— Direction —
Repeat the data that follows, word for word, without the images.

Begin Supplied data

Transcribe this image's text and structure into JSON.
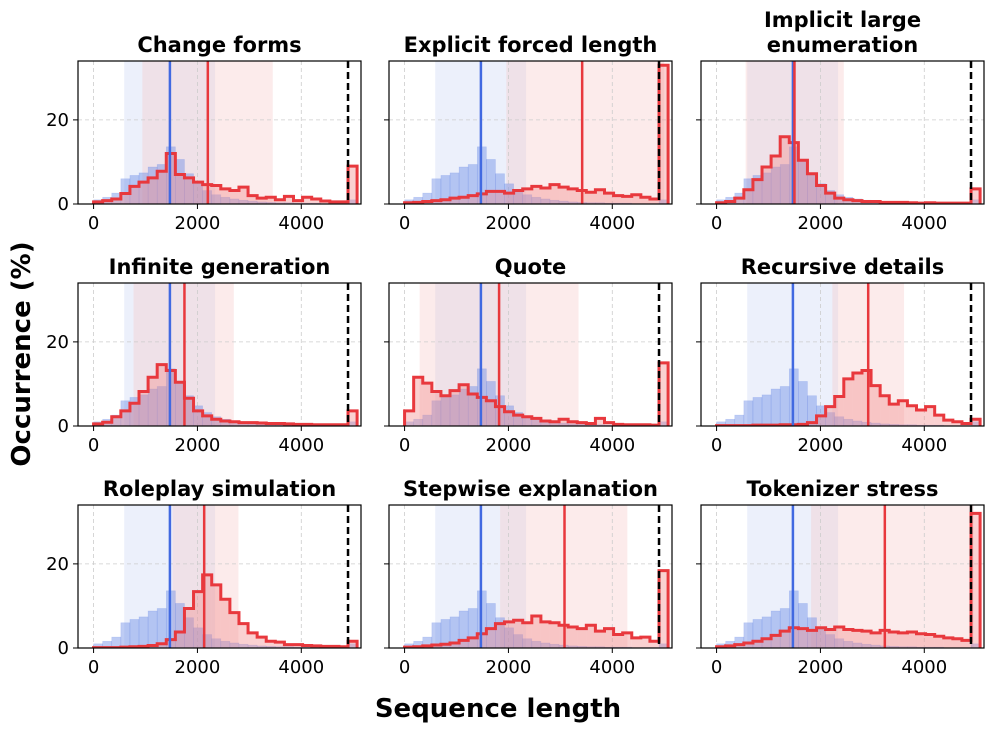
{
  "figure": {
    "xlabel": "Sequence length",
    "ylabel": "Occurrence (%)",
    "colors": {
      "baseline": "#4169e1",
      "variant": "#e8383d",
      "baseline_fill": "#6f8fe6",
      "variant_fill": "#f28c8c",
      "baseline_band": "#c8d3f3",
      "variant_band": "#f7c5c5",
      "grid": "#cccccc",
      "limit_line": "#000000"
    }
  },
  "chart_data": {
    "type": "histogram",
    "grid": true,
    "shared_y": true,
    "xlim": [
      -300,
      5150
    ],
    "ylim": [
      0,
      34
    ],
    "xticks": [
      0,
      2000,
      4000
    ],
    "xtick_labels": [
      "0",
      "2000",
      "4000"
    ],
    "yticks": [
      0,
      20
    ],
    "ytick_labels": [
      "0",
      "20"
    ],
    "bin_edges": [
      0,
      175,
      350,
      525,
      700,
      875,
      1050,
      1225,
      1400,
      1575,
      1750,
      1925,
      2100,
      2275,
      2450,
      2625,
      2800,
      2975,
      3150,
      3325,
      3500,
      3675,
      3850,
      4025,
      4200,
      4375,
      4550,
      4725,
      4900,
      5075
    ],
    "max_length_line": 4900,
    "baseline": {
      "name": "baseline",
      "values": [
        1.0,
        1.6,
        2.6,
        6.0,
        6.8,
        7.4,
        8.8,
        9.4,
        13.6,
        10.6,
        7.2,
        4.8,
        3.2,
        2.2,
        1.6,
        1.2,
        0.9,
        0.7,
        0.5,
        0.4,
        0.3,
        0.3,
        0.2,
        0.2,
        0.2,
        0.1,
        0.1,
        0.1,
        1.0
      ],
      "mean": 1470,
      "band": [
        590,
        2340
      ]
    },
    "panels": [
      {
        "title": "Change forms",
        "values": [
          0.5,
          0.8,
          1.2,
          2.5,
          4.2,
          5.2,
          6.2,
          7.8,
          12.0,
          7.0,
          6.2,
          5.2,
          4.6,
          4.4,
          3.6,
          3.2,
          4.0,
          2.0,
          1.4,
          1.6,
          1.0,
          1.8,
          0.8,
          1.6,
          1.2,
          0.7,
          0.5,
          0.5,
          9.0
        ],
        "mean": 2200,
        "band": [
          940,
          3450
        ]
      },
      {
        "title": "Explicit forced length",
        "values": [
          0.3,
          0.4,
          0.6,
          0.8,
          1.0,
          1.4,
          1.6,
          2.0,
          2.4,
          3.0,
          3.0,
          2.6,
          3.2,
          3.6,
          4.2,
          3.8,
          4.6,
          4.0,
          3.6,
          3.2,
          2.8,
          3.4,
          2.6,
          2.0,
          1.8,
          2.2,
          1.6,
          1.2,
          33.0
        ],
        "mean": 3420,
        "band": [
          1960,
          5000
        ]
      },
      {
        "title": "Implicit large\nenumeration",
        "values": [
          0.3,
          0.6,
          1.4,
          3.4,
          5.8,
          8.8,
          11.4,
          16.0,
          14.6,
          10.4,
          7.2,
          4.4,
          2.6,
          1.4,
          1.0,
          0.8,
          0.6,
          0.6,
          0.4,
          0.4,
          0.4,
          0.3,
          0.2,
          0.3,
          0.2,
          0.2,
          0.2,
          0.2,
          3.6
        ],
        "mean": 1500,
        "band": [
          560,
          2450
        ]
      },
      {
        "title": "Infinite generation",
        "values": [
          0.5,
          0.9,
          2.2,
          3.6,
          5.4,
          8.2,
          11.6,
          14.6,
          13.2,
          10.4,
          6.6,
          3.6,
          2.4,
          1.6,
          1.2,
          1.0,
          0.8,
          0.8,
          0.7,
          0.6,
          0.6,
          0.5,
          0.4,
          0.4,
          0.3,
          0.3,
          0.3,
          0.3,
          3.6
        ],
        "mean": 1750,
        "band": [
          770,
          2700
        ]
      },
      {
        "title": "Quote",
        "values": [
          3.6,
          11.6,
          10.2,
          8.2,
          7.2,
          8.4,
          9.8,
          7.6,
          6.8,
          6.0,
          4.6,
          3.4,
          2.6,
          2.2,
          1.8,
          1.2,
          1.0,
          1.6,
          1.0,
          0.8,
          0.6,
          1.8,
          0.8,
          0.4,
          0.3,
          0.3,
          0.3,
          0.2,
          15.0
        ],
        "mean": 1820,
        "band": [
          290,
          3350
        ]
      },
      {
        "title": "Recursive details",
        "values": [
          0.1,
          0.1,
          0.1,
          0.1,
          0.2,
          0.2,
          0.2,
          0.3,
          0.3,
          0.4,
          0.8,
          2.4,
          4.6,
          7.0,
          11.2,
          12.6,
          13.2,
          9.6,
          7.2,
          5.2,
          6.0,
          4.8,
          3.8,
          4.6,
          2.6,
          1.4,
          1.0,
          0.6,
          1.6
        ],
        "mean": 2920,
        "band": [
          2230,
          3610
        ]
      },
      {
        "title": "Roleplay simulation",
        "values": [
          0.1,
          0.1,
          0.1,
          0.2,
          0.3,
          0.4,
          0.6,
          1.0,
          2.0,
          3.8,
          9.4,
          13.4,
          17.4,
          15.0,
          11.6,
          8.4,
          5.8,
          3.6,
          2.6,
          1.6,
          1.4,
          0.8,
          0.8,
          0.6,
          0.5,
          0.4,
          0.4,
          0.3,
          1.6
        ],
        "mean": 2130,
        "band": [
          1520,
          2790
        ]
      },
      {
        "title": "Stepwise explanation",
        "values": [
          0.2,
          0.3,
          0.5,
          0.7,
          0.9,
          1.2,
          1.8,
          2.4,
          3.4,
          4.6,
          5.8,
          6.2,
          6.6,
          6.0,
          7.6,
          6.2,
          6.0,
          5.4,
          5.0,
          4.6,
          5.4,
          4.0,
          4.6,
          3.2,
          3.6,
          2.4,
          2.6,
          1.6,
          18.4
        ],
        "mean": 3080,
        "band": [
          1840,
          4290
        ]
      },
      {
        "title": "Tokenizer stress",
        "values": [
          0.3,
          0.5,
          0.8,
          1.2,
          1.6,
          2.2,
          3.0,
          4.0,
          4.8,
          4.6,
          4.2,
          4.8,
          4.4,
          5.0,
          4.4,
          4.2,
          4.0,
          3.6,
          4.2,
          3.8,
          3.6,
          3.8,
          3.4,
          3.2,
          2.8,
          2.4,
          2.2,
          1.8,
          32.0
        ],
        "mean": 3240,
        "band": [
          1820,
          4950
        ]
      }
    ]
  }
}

End Supplied data

— Exercise result —
Transcribe this image's text and structure into JSON.
{
  "figure": {
    "xlabel": "Sequence length",
    "ylabel": "Occurrence (%)",
    "colors": {
      "baseline": "#4169e1",
      "variant": "#e8383d",
      "baseline_fill": "#6f8fe6",
      "variant_fill": "#f28c8c",
      "baseline_band": "#c8d3f3",
      "variant_band": "#f7c5c5",
      "grid": "#cccccc",
      "limit_line": "#000000"
    }
  },
  "chart_data": {
    "type": "histogram",
    "grid": true,
    "shared_y": true,
    "xlim": [
      -300,
      5150
    ],
    "ylim": [
      0,
      34
    ],
    "xticks": [
      0,
      2000,
      4000
    ],
    "xtick_labels": [
      "0",
      "2000",
      "4000"
    ],
    "yticks": [
      0,
      20
    ],
    "ytick_labels": [
      "0",
      "20"
    ],
    "bin_edges": [
      0,
      175,
      350,
      525,
      700,
      875,
      1050,
      1225,
      1400,
      1575,
      1750,
      1925,
      2100,
      2275,
      2450,
      2625,
      2800,
      2975,
      3150,
      3325,
      3500,
      3675,
      3850,
      4025,
      4200,
      4375,
      4550,
      4725,
      4900,
      5075
    ],
    "max_length_line": 4900,
    "baseline": {
      "name": "baseline",
      "values": [
        1.0,
        1.6,
        2.6,
        6.0,
        6.8,
        7.4,
        8.8,
        9.4,
        13.6,
        10.6,
        7.2,
        4.8,
        3.2,
        2.2,
        1.6,
        1.2,
        0.9,
        0.7,
        0.5,
        0.4,
        0.3,
        0.3,
        0.2,
        0.2,
        0.2,
        0.1,
        0.1,
        0.1,
        1.0
      ],
      "mean": 1470,
      "band": [
        590,
        2340
      ]
    },
    "panels": [
      {
        "title": "Change forms",
        "values": [
          0.5,
          0.8,
          1.2,
          2.5,
          4.2,
          5.2,
          6.2,
          7.8,
          12.0,
          7.0,
          6.2,
          5.2,
          4.6,
          4.4,
          3.6,
          3.2,
          4.0,
          2.0,
          1.4,
          1.6,
          1.0,
          1.8,
          0.8,
          1.6,
          1.2,
          0.7,
          0.5,
          0.5,
          9.0
        ],
        "mean": 2200,
        "band": [
          940,
          3450
        ]
      },
      {
        "title": "Explicit forced length",
        "values": [
          0.3,
          0.4,
          0.6,
          0.8,
          1.0,
          1.4,
          1.6,
          2.0,
          2.4,
          3.0,
          3.0,
          2.6,
          3.2,
          3.6,
          4.2,
          3.8,
          4.6,
          4.0,
          3.6,
          3.2,
          2.8,
          3.4,
          2.6,
          2.0,
          1.8,
          2.2,
          1.6,
          1.2,
          33.0
        ],
        "mean": 3420,
        "band": [
          1960,
          5000
        ]
      },
      {
        "title": "Implicit large\nenumeration",
        "values": [
          0.3,
          0.6,
          1.4,
          3.4,
          5.8,
          8.8,
          11.4,
          16.0,
          14.6,
          10.4,
          7.2,
          4.4,
          2.6,
          1.4,
          1.0,
          0.8,
          0.6,
          0.6,
          0.4,
          0.4,
          0.4,
          0.3,
          0.2,
          0.3,
          0.2,
          0.2,
          0.2,
          0.2,
          3.6
        ],
        "mean": 1500,
        "band": [
          560,
          2450
        ]
      },
      {
        "title": "Infinite generation",
        "values": [
          0.5,
          0.9,
          2.2,
          3.6,
          5.4,
          8.2,
          11.6,
          14.6,
          13.2,
          10.4,
          6.6,
          3.6,
          2.4,
          1.6,
          1.2,
          1.0,
          0.8,
          0.8,
          0.7,
          0.6,
          0.6,
          0.5,
          0.4,
          0.4,
          0.3,
          0.3,
          0.3,
          0.3,
          3.6
        ],
        "mean": 1750,
        "band": [
          770,
          2700
        ]
      },
      {
        "title": "Quote",
        "values": [
          3.6,
          11.6,
          10.2,
          8.2,
          7.2,
          8.4,
          9.8,
          7.6,
          6.8,
          6.0,
          4.6,
          3.4,
          2.6,
          2.2,
          1.8,
          1.2,
          1.0,
          1.6,
          1.0,
          0.8,
          0.6,
          1.8,
          0.8,
          0.4,
          0.3,
          0.3,
          0.3,
          0.2,
          15.0
        ],
        "mean": 1820,
        "band": [
          290,
          3350
        ]
      },
      {
        "title": "Recursive details",
        "values": [
          0.1,
          0.1,
          0.1,
          0.1,
          0.2,
          0.2,
          0.2,
          0.3,
          0.3,
          0.4,
          0.8,
          2.4,
          4.6,
          7.0,
          11.2,
          12.6,
          13.2,
          9.6,
          7.2,
          5.2,
          6.0,
          4.8,
          3.8,
          4.6,
          2.6,
          1.4,
          1.0,
          0.6,
          1.6
        ],
        "mean": 2920,
        "band": [
          2230,
          3610
        ]
      },
      {
        "title": "Roleplay simulation",
        "values": [
          0.1,
          0.1,
          0.1,
          0.2,
          0.3,
          0.4,
          0.6,
          1.0,
          2.0,
          3.8,
          9.4,
          13.4,
          17.4,
          15.0,
          11.6,
          8.4,
          5.8,
          3.6,
          2.6,
          1.6,
          1.4,
          0.8,
          0.8,
          0.6,
          0.5,
          0.4,
          0.4,
          0.3,
          1.6
        ],
        "mean": 2130,
        "band": [
          1520,
          2790
        ]
      },
      {
        "title": "Stepwise explanation",
        "values": [
          0.2,
          0.3,
          0.5,
          0.7,
          0.9,
          1.2,
          1.8,
          2.4,
          3.4,
          4.6,
          5.8,
          6.2,
          6.6,
          6.0,
          7.6,
          6.2,
          6.0,
          5.4,
          5.0,
          4.6,
          5.4,
          4.0,
          4.6,
          3.2,
          3.6,
          2.4,
          2.6,
          1.6,
          18.4
        ],
        "mean": 3080,
        "band": [
          1840,
          4290
        ]
      },
      {
        "title": "Tokenizer stress",
        "values": [
          0.3,
          0.5,
          0.8,
          1.2,
          1.6,
          2.2,
          3.0,
          4.0,
          4.8,
          4.6,
          4.2,
          4.8,
          4.4,
          5.0,
          4.4,
          4.2,
          4.0,
          3.6,
          4.2,
          3.8,
          3.6,
          3.8,
          3.4,
          3.2,
          2.8,
          2.4,
          2.2,
          1.8,
          32.0
        ],
        "mean": 3240,
        "band": [
          1820,
          4950
        ]
      }
    ]
  }
}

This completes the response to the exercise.